-- START OF Data --

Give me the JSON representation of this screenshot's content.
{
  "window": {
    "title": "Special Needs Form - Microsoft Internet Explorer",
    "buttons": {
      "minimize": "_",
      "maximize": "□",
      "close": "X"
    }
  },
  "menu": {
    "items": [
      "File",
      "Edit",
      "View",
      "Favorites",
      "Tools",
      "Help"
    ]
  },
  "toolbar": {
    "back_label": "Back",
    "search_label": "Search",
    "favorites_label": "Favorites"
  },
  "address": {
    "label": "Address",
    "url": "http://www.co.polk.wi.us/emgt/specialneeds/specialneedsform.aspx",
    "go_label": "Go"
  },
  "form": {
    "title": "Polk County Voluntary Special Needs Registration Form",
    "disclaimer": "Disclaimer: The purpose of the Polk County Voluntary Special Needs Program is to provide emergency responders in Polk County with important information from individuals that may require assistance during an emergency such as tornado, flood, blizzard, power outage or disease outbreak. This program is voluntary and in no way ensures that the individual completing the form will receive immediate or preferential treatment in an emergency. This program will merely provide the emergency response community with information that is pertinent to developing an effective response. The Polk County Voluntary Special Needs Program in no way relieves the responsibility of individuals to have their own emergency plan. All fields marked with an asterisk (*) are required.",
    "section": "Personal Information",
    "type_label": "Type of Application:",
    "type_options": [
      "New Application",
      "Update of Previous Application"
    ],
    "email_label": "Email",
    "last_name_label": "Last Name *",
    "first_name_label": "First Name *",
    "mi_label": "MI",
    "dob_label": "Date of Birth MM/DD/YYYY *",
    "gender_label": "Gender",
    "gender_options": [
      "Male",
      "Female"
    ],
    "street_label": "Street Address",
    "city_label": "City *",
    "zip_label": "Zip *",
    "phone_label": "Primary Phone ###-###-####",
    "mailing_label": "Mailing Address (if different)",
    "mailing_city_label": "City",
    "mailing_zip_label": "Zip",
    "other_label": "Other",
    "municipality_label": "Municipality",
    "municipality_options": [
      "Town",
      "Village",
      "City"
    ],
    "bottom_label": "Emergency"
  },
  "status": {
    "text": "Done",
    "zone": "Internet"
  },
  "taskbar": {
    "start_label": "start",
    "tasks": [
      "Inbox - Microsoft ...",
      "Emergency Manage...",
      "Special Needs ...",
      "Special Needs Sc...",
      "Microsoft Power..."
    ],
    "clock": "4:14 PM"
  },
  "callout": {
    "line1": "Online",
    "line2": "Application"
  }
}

-- END OF Data --

◆ What the task requires ◆
Go through the records above and set each one down exactly, please.

◆ Task result ◆
Give me the JSON representation of this screenshot's content.
{
  "window": {
    "title": "Special Needs Form - Microsoft Internet Explorer",
    "buttons": {
      "minimize": "_",
      "maximize": "□",
      "close": "X"
    }
  },
  "menu": {
    "items": [
      "File",
      "Edit",
      "View",
      "Favorites",
      "Tools",
      "Help"
    ]
  },
  "toolbar": {
    "back_label": "Back",
    "search_label": "Search",
    "favorites_label": "Favorites"
  },
  "address": {
    "label": "Address",
    "url": "http://www.co.polk.wi.us/emgt/specialneeds/specialneedsform.aspx",
    "go_label": "Go"
  },
  "form": {
    "title": "Polk County Voluntary Special Needs Registration Form",
    "disclaimer": "Disclaimer: The purpose of the Polk County Voluntary Special Needs Program is to provide emergency responders in Polk County with important information from individuals that may require assistance during an emergency such as tornado, flood, blizzard, power outage or disease outbreak. This program is voluntary and in no way ensures that the individual completing the form will receive immediate or preferential treatment in an emergency. This program will merely provide the emergency response community with information that is pertinent to developing an effective response. The Polk County Voluntary Special Needs Program in no way relieves the responsibility of individuals to have their own emergency plan. All fields marked with an asterisk (*) are required.",
    "section": "Personal Information",
    "type_label": "Type of Application:",
    "type_options": [
      "New Application",
      "Update of Previous Application"
    ],
    "email_label": "Email",
    "last_name_label": "Last Name *",
    "first_name_label": "First Name *",
    "mi_label": "MI",
    "dob_label": "Date of Birth MM/DD/YYYY *",
    "gender_label": "Gender",
    "gender_options": [
      "Male",
      "Female"
    ],
    "street_label": "Street Address",
    "city_label": "City *",
    "zip_label": "Zip *",
    "phone_label": "Primary Phone ###-###-####",
    "mailing_label": "Mailing Address (if different)",
    "mailing_city_label": "City",
    "mailing_zip_label": "Zip",
    "other_label": "Other",
    "municipality_label": "Municipality",
    "municipality_options": [
      "Town",
      "Village",
      "City"
    ],
    "bottom_label": "Emergency"
  },
  "status": {
    "text": "Done",
    "zone": "Internet"
  },
  "taskbar": {
    "start_label": "start",
    "tasks": [
      "Inbox - Microsoft ...",
      "Emergency Manage...",
      "Special Needs ...",
      "Special Needs Sc...",
      "Microsoft Power..."
    ],
    "clock": "4:14 PM"
  },
  "callout": {
    "line1": "Online",
    "line2": "Application"
  }
}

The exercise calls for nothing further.